What the exercise asks: All lines featuring the string "Send" are to be listed.

Data for the task:
>>>>
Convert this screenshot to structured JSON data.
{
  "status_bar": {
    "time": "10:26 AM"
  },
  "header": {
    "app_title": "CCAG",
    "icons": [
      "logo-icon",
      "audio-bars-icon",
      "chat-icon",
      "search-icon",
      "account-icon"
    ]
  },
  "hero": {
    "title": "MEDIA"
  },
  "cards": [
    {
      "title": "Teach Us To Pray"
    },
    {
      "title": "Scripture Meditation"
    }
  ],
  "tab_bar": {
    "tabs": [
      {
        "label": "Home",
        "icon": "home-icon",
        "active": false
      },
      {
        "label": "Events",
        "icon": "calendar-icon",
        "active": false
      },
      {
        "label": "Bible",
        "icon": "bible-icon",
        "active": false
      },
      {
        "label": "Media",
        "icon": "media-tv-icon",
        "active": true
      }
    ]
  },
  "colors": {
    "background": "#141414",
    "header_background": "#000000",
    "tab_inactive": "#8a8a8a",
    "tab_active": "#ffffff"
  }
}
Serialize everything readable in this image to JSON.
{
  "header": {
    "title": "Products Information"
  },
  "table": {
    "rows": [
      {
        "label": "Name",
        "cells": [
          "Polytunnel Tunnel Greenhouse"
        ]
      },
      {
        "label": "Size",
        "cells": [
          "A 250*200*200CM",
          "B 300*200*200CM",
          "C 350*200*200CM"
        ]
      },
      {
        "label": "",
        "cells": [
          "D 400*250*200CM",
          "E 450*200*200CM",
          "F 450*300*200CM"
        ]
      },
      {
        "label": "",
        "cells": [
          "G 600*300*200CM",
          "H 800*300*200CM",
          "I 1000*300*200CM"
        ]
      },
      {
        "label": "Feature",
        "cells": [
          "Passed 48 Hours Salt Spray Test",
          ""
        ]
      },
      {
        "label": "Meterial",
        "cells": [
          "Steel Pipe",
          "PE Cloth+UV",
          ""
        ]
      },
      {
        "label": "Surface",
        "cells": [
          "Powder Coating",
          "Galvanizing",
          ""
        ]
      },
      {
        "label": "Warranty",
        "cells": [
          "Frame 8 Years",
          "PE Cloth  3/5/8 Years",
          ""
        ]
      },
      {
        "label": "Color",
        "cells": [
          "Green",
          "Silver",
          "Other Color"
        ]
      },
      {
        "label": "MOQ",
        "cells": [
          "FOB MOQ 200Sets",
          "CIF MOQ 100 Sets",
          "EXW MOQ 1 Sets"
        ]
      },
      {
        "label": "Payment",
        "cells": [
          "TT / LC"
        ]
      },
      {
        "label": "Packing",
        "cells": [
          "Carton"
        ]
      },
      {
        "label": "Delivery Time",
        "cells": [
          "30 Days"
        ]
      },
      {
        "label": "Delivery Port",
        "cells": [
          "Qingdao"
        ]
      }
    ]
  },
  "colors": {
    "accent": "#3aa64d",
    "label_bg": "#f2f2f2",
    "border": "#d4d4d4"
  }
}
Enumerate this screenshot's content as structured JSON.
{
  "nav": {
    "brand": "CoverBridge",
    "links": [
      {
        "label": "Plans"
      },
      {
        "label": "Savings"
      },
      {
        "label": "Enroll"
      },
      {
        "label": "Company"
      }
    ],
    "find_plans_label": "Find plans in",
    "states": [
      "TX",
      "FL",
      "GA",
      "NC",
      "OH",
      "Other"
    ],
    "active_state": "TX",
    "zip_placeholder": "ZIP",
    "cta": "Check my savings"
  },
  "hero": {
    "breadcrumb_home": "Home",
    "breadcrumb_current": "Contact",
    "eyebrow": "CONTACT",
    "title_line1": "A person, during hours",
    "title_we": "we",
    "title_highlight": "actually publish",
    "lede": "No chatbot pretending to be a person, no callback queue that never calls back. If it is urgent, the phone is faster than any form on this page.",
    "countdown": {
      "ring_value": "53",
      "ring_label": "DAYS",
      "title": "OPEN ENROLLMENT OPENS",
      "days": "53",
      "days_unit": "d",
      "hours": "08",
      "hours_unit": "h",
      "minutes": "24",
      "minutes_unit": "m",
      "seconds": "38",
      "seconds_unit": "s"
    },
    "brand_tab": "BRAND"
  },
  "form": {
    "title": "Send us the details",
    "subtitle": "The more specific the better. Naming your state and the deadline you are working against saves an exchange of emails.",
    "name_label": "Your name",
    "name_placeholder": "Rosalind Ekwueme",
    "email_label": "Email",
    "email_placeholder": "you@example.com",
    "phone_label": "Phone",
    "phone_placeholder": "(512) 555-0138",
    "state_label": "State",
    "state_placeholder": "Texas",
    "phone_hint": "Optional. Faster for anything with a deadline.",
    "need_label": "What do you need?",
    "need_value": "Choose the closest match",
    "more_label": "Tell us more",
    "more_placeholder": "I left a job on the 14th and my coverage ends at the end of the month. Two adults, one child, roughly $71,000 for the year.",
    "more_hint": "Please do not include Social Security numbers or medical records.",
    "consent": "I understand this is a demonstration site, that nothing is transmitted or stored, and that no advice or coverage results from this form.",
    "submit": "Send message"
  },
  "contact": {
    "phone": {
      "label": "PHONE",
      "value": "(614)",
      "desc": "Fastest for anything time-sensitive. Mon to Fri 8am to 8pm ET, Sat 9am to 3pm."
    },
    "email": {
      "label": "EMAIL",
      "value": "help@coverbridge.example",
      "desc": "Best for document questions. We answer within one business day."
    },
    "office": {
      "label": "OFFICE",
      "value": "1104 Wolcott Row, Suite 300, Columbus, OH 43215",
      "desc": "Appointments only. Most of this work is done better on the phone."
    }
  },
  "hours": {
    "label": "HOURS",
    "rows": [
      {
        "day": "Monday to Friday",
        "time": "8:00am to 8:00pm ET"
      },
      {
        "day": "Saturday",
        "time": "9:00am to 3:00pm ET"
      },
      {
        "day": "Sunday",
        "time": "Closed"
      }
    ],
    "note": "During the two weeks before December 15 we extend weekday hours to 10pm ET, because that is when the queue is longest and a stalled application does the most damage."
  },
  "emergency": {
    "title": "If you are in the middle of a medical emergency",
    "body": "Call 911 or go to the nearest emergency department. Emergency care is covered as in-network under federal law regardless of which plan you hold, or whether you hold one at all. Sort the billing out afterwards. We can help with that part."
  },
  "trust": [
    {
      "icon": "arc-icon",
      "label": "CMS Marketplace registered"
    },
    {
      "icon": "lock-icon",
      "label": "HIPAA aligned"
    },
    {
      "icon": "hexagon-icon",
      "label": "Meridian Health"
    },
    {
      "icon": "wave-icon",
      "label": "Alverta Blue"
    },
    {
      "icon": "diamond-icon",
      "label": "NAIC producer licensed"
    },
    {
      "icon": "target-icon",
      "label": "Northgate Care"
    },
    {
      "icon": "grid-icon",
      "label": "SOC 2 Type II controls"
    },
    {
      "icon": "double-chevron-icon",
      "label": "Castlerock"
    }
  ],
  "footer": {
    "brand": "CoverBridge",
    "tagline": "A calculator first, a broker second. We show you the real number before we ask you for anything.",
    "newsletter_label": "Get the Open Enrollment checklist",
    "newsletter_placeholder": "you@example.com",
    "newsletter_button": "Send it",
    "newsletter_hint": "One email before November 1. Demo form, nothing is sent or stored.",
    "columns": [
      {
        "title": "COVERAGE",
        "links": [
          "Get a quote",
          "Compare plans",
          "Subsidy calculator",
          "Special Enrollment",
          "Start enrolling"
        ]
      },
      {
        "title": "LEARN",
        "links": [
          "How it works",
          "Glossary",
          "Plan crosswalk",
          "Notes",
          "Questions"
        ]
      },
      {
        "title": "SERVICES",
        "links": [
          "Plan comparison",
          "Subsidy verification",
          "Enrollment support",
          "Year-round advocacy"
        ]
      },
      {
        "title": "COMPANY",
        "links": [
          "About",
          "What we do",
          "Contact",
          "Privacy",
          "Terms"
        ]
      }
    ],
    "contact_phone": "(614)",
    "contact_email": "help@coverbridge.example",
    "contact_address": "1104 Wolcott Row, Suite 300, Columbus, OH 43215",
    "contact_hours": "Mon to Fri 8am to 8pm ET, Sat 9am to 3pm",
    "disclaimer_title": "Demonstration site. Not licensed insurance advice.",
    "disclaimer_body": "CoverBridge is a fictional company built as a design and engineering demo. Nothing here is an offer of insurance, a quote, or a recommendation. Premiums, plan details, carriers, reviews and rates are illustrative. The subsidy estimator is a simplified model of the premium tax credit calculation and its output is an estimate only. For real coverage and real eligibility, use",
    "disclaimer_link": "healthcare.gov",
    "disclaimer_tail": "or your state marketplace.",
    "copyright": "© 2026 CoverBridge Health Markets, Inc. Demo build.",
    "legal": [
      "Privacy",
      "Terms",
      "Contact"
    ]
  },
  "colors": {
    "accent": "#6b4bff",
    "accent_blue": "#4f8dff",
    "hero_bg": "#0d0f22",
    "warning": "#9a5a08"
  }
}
<<<<
Complete response:
    "title": "Send us the details",
    "submit": "Send message"
    "newsletter_button": "Send it",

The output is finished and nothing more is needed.